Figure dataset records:
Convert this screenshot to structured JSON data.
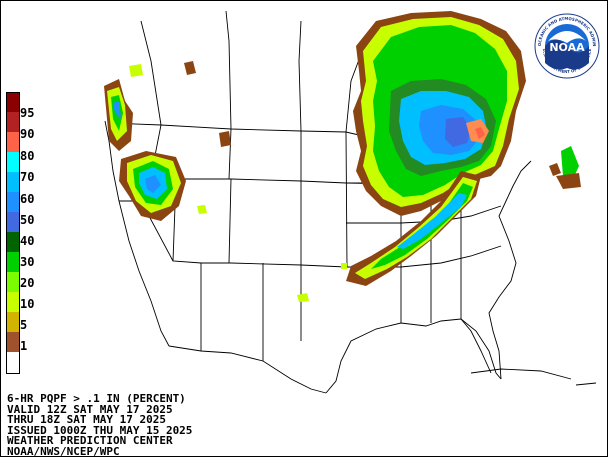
{
  "legend": {
    "items": [
      {
        "label": "95",
        "color": "#8b0000"
      },
      {
        "label": "",
        "color": "#b22222"
      },
      {
        "label": "90",
        "color": "#ff6347"
      },
      {
        "label": "",
        "color": "#ffa07a"
      },
      {
        "label": "80",
        "color": "#00ffff"
      },
      {
        "label": "",
        "color": "#00bfff"
      },
      {
        "label": "60",
        "color": "#1e90ff"
      },
      {
        "label": "50",
        "color": "#4169e1"
      },
      {
        "label": "",
        "color": "#1a5fa8"
      },
      {
        "label": "40",
        "color": "#006400"
      },
      {
        "label": "",
        "color": "#228b22"
      },
      {
        "label": "30",
        "color": "#32cd32"
      },
      {
        "label": "20",
        "color": "#00d000"
      },
      {
        "label": "",
        "color": "#7cfc00"
      },
      {
        "label": "10",
        "color": "#c8ff00"
      },
      {
        "label": "",
        "color": "#ffff00"
      },
      {
        "label": "5",
        "color": "#d2b400"
      },
      {
        "label": "",
        "color": "#a0522d"
      },
      {
        "label": "1",
        "color": "#8b4513"
      },
      {
        "label": "",
        "color": "#ffffff"
      }
    ]
  },
  "caption": {
    "line1": "6-HR PQPF > .1 IN (PERCENT)",
    "line2": "VALID 12Z SAT MAY 17 2025",
    "line3": "THRU 18Z SAT MAY 17 2025",
    "line4": "ISSUED 1000Z THU MAY 15 2025",
    "line5": "WEATHER PREDICTION CENTER",
    "line6": "NOAA/NWS/NCEP/WPC"
  },
  "logo": {
    "text": "NOAA",
    "ring_text": "NATIONAL OCEANIC AND ATMOSPHERIC ADMINISTRATION",
    "ring_text_bottom": "U.S. DEPARTMENT OF COMMERCE"
  },
  "colors": {
    "brown": "#8b4513",
    "yellow_green": "#c8ff00",
    "green": "#00d000",
    "dark_green": "#228b22",
    "light_blue": "#00bfff",
    "blue": "#1e90ff",
    "orange": "#ff8c50"
  }
}
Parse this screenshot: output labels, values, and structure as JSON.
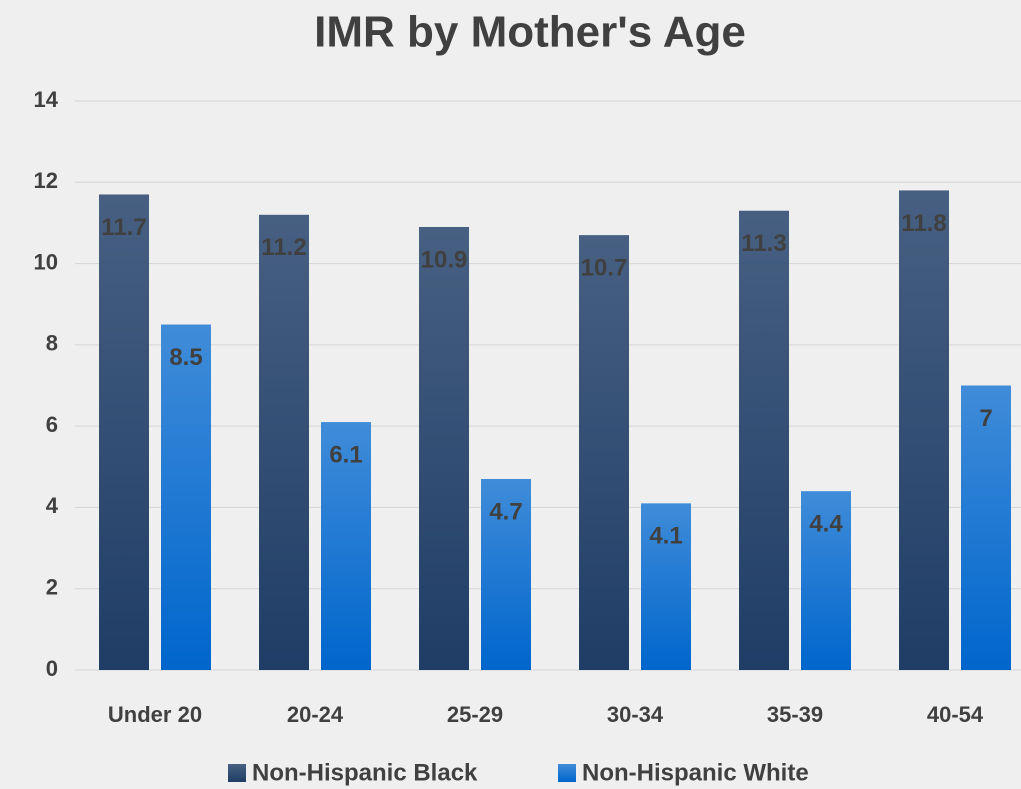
{
  "chart_data": {
    "type": "bar",
    "title": "IMR by Mother's Age",
    "categories": [
      "Under 20",
      "20-24",
      "25-29",
      "30-34",
      "35-39",
      "40-54"
    ],
    "series": [
      {
        "name": "Non-Hispanic Black",
        "color": "#1f3d66",
        "values": [
          11.7,
          11.2,
          10.9,
          10.7,
          11.3,
          11.8
        ]
      },
      {
        "name": "Non-Hispanic White",
        "color": "#0066cc",
        "values": [
          8.5,
          6.1,
          4.7,
          4.1,
          4.4,
          7
        ]
      }
    ],
    "ylim": [
      0,
      14
    ],
    "yticks": [
      0,
      2,
      4,
      6,
      8,
      10,
      12,
      14
    ],
    "grid": true,
    "legend": "bottom"
  }
}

STATED GOAL:
Word for word, quote the lines above. Omit the pictures.

EXERCISE RESULT:
Convert this screenshot to structured JSON data.
{
  "legend": {
    "items": [
      {
        "label": "95",
        "color": "#8b0000"
      },
      {
        "label": "",
        "color": "#b22222"
      },
      {
        "label": "90",
        "color": "#ff6347"
      },
      {
        "label": "",
        "color": "#ffa07a"
      },
      {
        "label": "80",
        "color": "#00ffff"
      },
      {
        "label": "",
        "color": "#00bfff"
      },
      {
        "label": "60",
        "color": "#1e90ff"
      },
      {
        "label": "50",
        "color": "#4169e1"
      },
      {
        "label": "",
        "color": "#1a5fa8"
      },
      {
        "label": "40",
        "color": "#006400"
      },
      {
        "label": "",
        "color": "#228b22"
      },
      {
        "label": "30",
        "color": "#32cd32"
      },
      {
        "label": "20",
        "color": "#00d000"
      },
      {
        "label": "",
        "color": "#7cfc00"
      },
      {
        "label": "10",
        "color": "#c8ff00"
      },
      {
        "label": "",
        "color": "#ffff00"
      },
      {
        "label": "5",
        "color": "#d2b400"
      },
      {
        "label": "",
        "color": "#a0522d"
      },
      {
        "label": "1",
        "color": "#8b4513"
      },
      {
        "label": "",
        "color": "#ffffff"
      }
    ]
  },
  "caption": {
    "line1": "6-HR PQPF > .1 IN (PERCENT)",
    "line2": "VALID 12Z SAT MAY 17 2025",
    "line3": "THRU 18Z SAT MAY 17 2025",
    "line4": "ISSUED 1000Z THU MAY 15 2025",
    "line5": "WEATHER PREDICTION CENTER",
    "line6": "NOAA/NWS/NCEP/WPC"
  },
  "logo": {
    "text": "NOAA",
    "ring_text": "NATIONAL OCEANIC AND ATMOSPHERIC ADMINISTRATION",
    "ring_text_bottom": "U.S. DEPARTMENT OF COMMERCE"
  },
  "colors": {
    "brown": "#8b4513",
    "yellow_green": "#c8ff00",
    "green": "#00d000",
    "dark_green": "#228b22",
    "light_blue": "#00bfff",
    "blue": "#1e90ff",
    "orange": "#ff8c50"
  }
}
Parse this screenshot: output labels, values, and structure as JSON.
{
  "chart_data": {
    "type": "bar",
    "title": "IMR by Mother's Age",
    "categories": [
      "Under 20",
      "20-24",
      "25-29",
      "30-34",
      "35-39",
      "40-54"
    ],
    "series": [
      {
        "name": "Non-Hispanic Black",
        "color": "#1f3d66",
        "values": [
          11.7,
          11.2,
          10.9,
          10.7,
          11.3,
          11.8
        ]
      },
      {
        "name": "Non-Hispanic White",
        "color": "#0066cc",
        "values": [
          8.5,
          6.1,
          4.7,
          4.1,
          4.4,
          7
        ]
      }
    ],
    "ylim": [
      0,
      14
    ],
    "yticks": [
      0,
      2,
      4,
      6,
      8,
      10,
      12,
      14
    ],
    "grid": true,
    "legend": "bottom"
  }
}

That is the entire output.